◆ What is asked ◆
Write out every entry precisely as given, leaving the pictures out.

Extracted data entries:
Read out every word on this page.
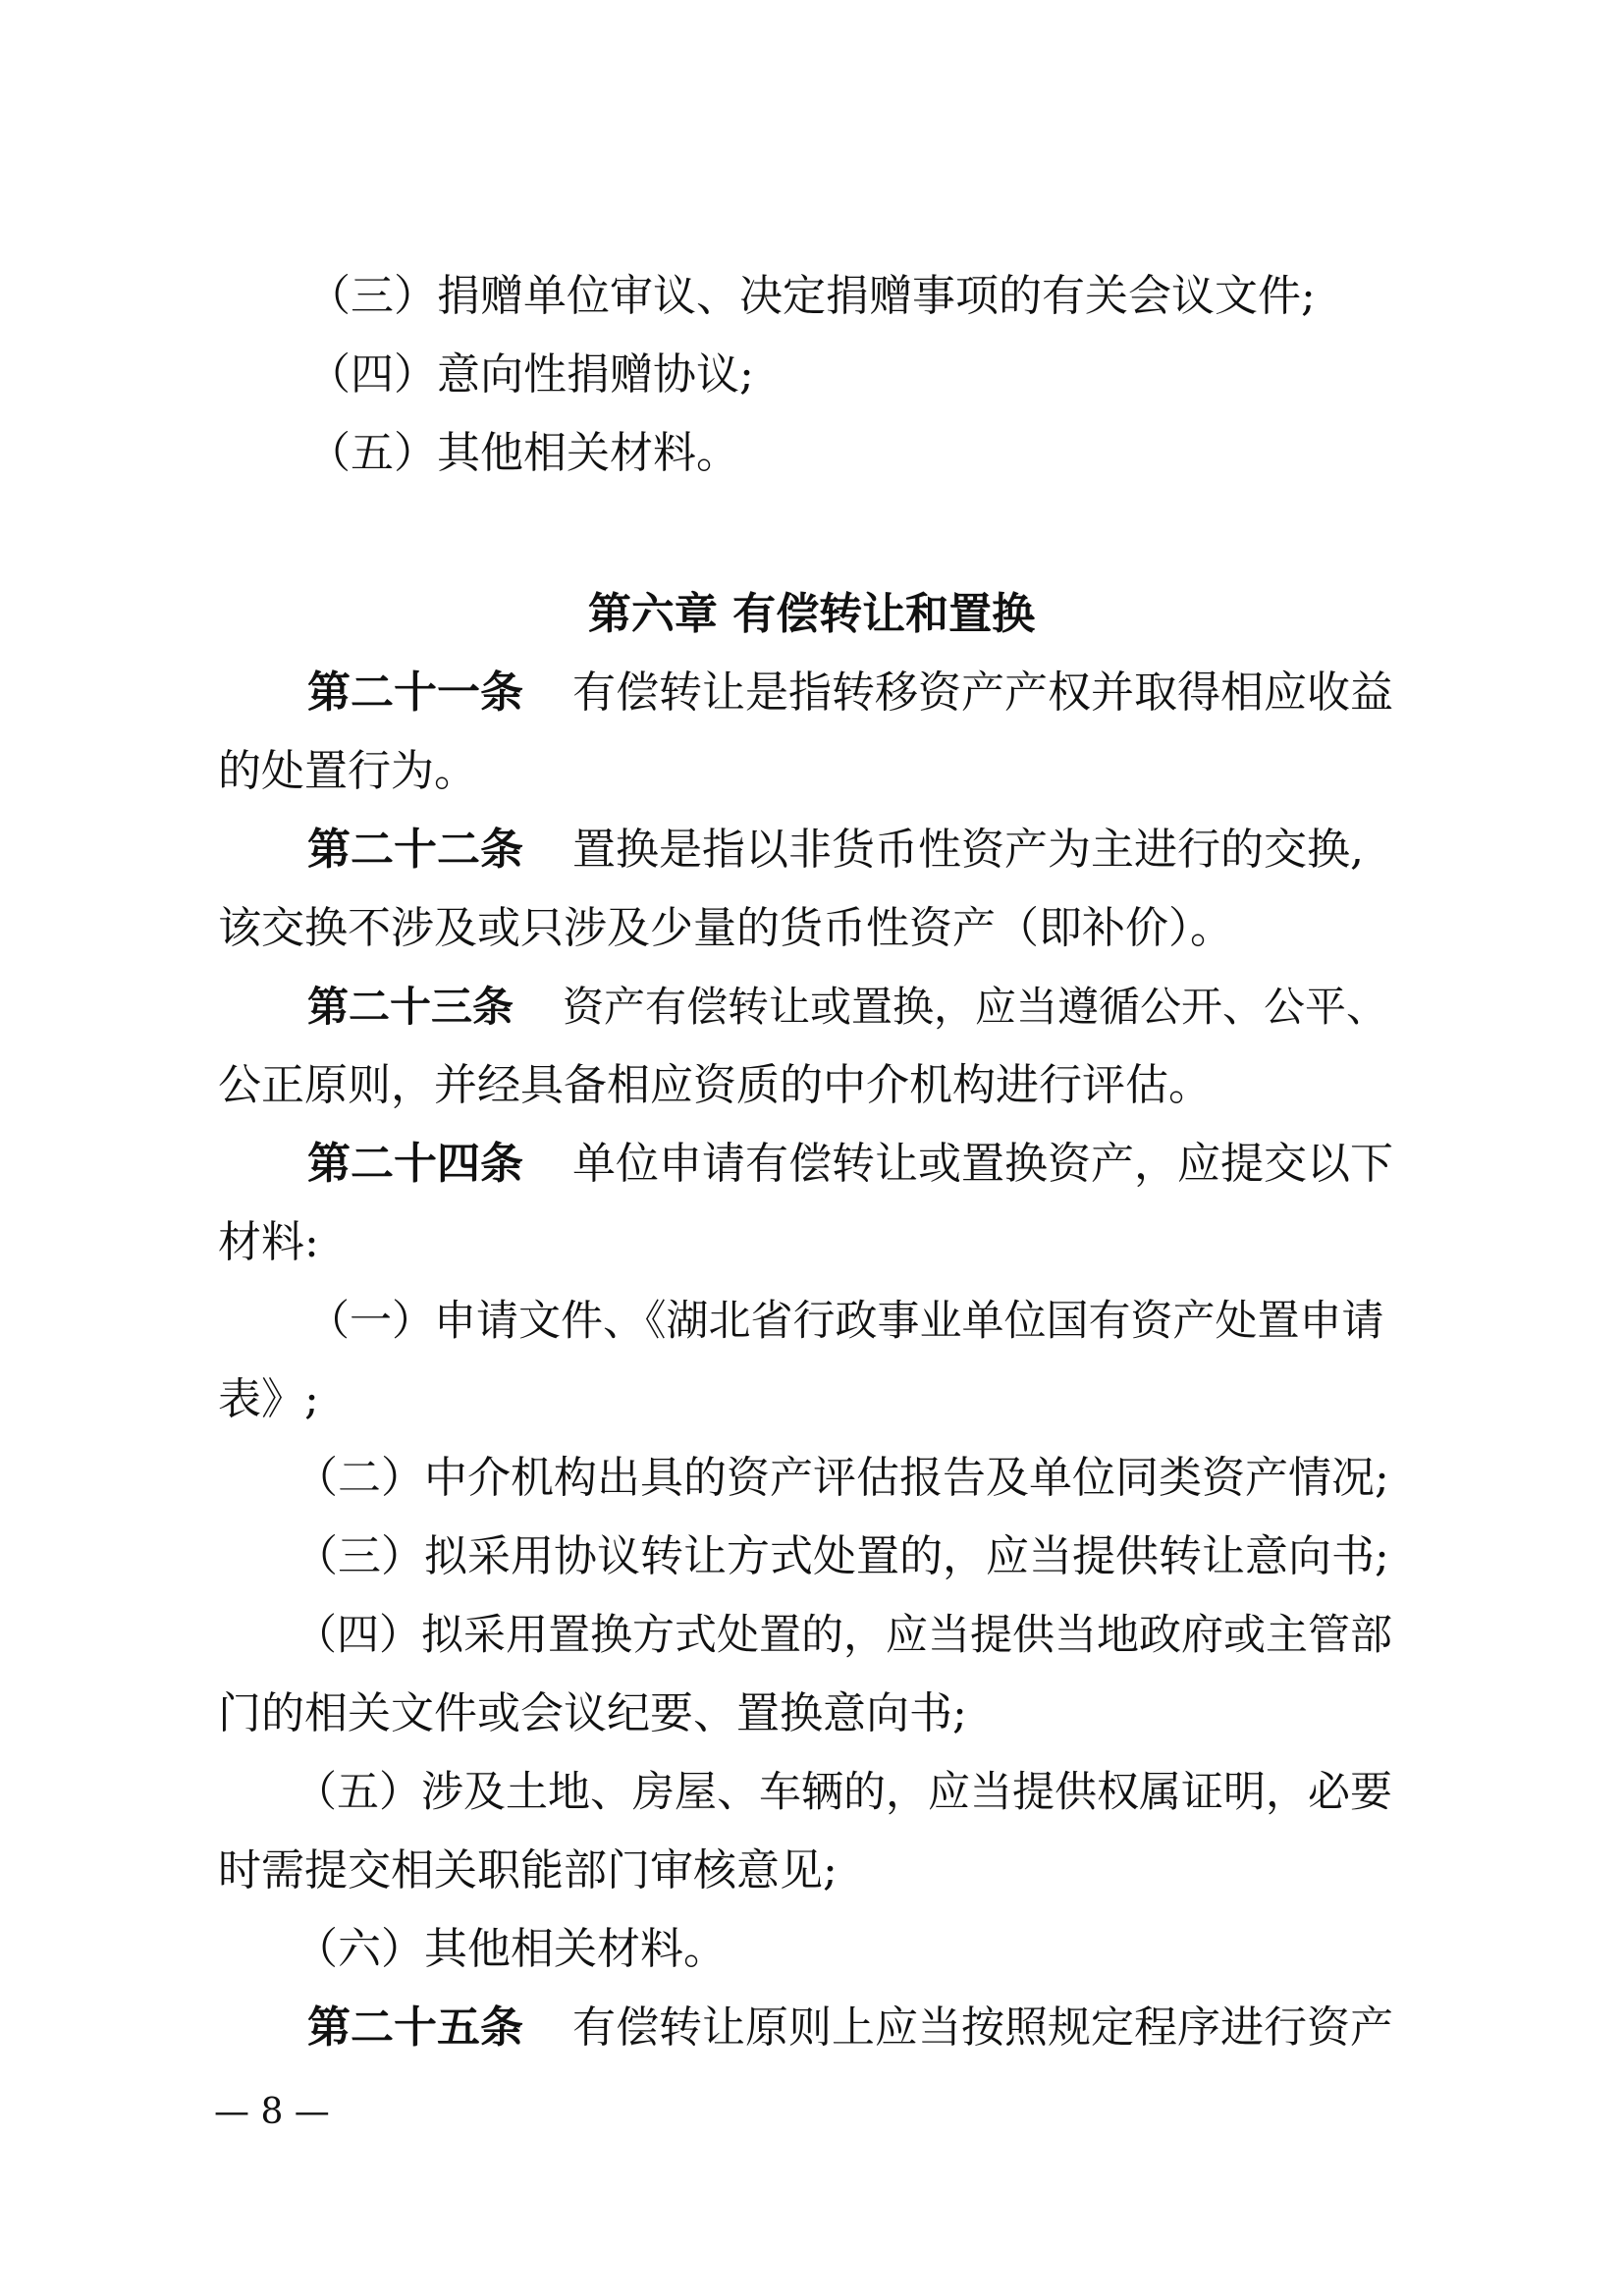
（三）捐赠单位审议、决定捐赠事项的有关会议文件;
（四）意向性捐赠协议;
（五）其他相关材料。
第六章 有偿转让和置换
第二十一条 有偿转让是指转移资产产权并取得相应收益
的处置行为。
第二十二条 置换是指以非货币性资产为主进行的交换,
该交换不涉及或只涉及少量的货币性资产（即补价）。
第二十三条 资产有偿转让或置换，应当遵循公开、公平、
公正原则，并经具备相应资质的中介机构进行评估。
第二十四条 单位申请有偿转让或置换资产，应提交以下
材料:
（一）申请文件、《湖北省行政事业单位国有资产处置申请
表》;
（二）中介机构出具的资产评估报告及单位同类资产情况;
（三）拟采用协议转让方式处置的，应当提供转让意向书;
（四）拟采用置换方式处置的，应当提供当地政府或主管部
门的相关文件或会议纪要、置换意向书;
（五）涉及土地、房屋、车辆的，应当提供权属证明，必要
时需提交相关职能部门审核意见;
（六）其他相关材料。
第二十五条 有偿转让原则上应当按照规定程序进行资产
— 8 —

◆ Written reply ◆
Read out every word on this page.
（三）捐赠单位审议、决定捐赠事项的有关会议文件;
（四）意向性捐赠协议;
（五）其他相关材料。
第六章 有偿转让和置换
第二十一条 有偿转让是指转移资产产权并取得相应收益
的处置行为。
第二十二条 置换是指以非货币性资产为主进行的交换,
该交换不涉及或只涉及少量的货币性资产（即补价）。
第二十三条 资产有偿转让或置换，应当遵循公开、公平、
公正原则，并经具备相应资质的中介机构进行评估。
第二十四条 单位申请有偿转让或置换资产，应提交以下
材料:
（一）申请文件、《湖北省行政事业单位国有资产处置申请
表》;
（二）中介机构出具的资产评估报告及单位同类资产情况;
（三）拟采用协议转让方式处置的，应当提供转让意向书;
（四）拟采用置换方式处置的，应当提供当地政府或主管部
门的相关文件或会议纪要、置换意向书;
（五）涉及土地、房屋、车辆的，应当提供权属证明，必要
时需提交相关职能部门审核意见;
（六）其他相关材料。
第二十五条 有偿转让原则上应当按照规定程序进行资产
— 8 —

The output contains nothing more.